## WORK TO BE COMPLETED
Reproduce each line exactly. Skip none.

## SUPPLIED INFORMATION

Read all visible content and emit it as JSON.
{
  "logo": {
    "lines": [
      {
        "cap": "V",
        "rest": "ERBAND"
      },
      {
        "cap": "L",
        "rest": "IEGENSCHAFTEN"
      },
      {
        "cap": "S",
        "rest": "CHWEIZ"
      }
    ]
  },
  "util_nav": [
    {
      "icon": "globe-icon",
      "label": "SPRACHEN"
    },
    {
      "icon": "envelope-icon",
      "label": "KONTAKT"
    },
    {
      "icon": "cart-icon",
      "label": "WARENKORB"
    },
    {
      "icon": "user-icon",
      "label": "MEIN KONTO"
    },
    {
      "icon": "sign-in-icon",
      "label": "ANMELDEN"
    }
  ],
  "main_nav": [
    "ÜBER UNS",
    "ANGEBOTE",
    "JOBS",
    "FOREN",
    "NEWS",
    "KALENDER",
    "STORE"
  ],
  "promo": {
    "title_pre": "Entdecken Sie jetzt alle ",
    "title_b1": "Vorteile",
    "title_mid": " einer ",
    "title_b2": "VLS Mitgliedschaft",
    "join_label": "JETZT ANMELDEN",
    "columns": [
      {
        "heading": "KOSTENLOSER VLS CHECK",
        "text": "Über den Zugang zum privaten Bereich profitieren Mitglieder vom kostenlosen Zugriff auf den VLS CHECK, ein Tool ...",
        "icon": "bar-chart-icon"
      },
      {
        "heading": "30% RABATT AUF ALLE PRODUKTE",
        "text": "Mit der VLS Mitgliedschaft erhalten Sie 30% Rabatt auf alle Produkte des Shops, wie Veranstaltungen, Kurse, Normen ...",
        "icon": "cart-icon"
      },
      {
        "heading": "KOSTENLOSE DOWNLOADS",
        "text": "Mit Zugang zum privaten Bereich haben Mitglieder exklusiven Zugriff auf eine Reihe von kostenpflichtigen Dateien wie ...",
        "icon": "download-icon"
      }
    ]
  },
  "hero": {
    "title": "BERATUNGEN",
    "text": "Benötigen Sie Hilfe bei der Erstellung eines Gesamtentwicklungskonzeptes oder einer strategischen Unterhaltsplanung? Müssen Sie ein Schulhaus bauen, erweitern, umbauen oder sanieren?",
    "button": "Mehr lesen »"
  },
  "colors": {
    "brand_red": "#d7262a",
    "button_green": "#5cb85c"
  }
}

## EXERCISE ANSWER
Read all visible content and emit it as JSON.
{
  "logo": {
    "lines": [
      {
        "cap": "V",
        "rest": "ERBAND"
      },
      {
        "cap": "L",
        "rest": "IEGENSCHAFTEN"
      },
      {
        "cap": "S",
        "rest": "CHWEIZ"
      }
    ]
  },
  "util_nav": [
    {
      "icon": "globe-icon",
      "label": "SPRACHEN"
    },
    {
      "icon": "envelope-icon",
      "label": "KONTAKT"
    },
    {
      "icon": "cart-icon",
      "label": "WARENKORB"
    },
    {
      "icon": "user-icon",
      "label": "MEIN KONTO"
    },
    {
      "icon": "sign-in-icon",
      "label": "ANMELDEN"
    }
  ],
  "main_nav": [
    "ÜBER UNS",
    "ANGEBOTE",
    "JOBS",
    "FOREN",
    "NEWS",
    "KALENDER",
    "STORE"
  ],
  "promo": {
    "title_pre": "Entdecken Sie jetzt alle ",
    "title_b1": "Vorteile",
    "title_mid": " einer ",
    "title_b2": "VLS Mitgliedschaft",
    "join_label": "JETZT ANMELDEN",
    "columns": [
      {
        "heading": "KOSTENLOSER VLS CHECK",
        "text": "Über den Zugang zum privaten Bereich profitieren Mitglieder vom kostenlosen Zugriff auf den VLS CHECK, ein Tool ...",
        "icon": "bar-chart-icon"
      },
      {
        "heading": "30% RABATT AUF ALLE PRODUKTE",
        "text": "Mit der VLS Mitgliedschaft erhalten Sie 30% Rabatt auf alle Produkte des Shops, wie Veranstaltungen, Kurse, Normen ...",
        "icon": "cart-icon"
      },
      {
        "heading": "KOSTENLOSE DOWNLOADS",
        "text": "Mit Zugang zum privaten Bereich haben Mitglieder exklusiven Zugriff auf eine Reihe von kostenpflichtigen Dateien wie ...",
        "icon": "download-icon"
      }
    ]
  },
  "hero": {
    "title": "BERATUNGEN",
    "text": "Benötigen Sie Hilfe bei der Erstellung eines Gesamtentwicklungskonzeptes oder einer strategischen Unterhaltsplanung? Müssen Sie ein Schulhaus bauen, erweitern, umbauen oder sanieren?",
    "button": "Mehr lesen »"
  },
  "colors": {
    "brand_red": "#d7262a",
    "button_green": "#5cb85c"
  }
}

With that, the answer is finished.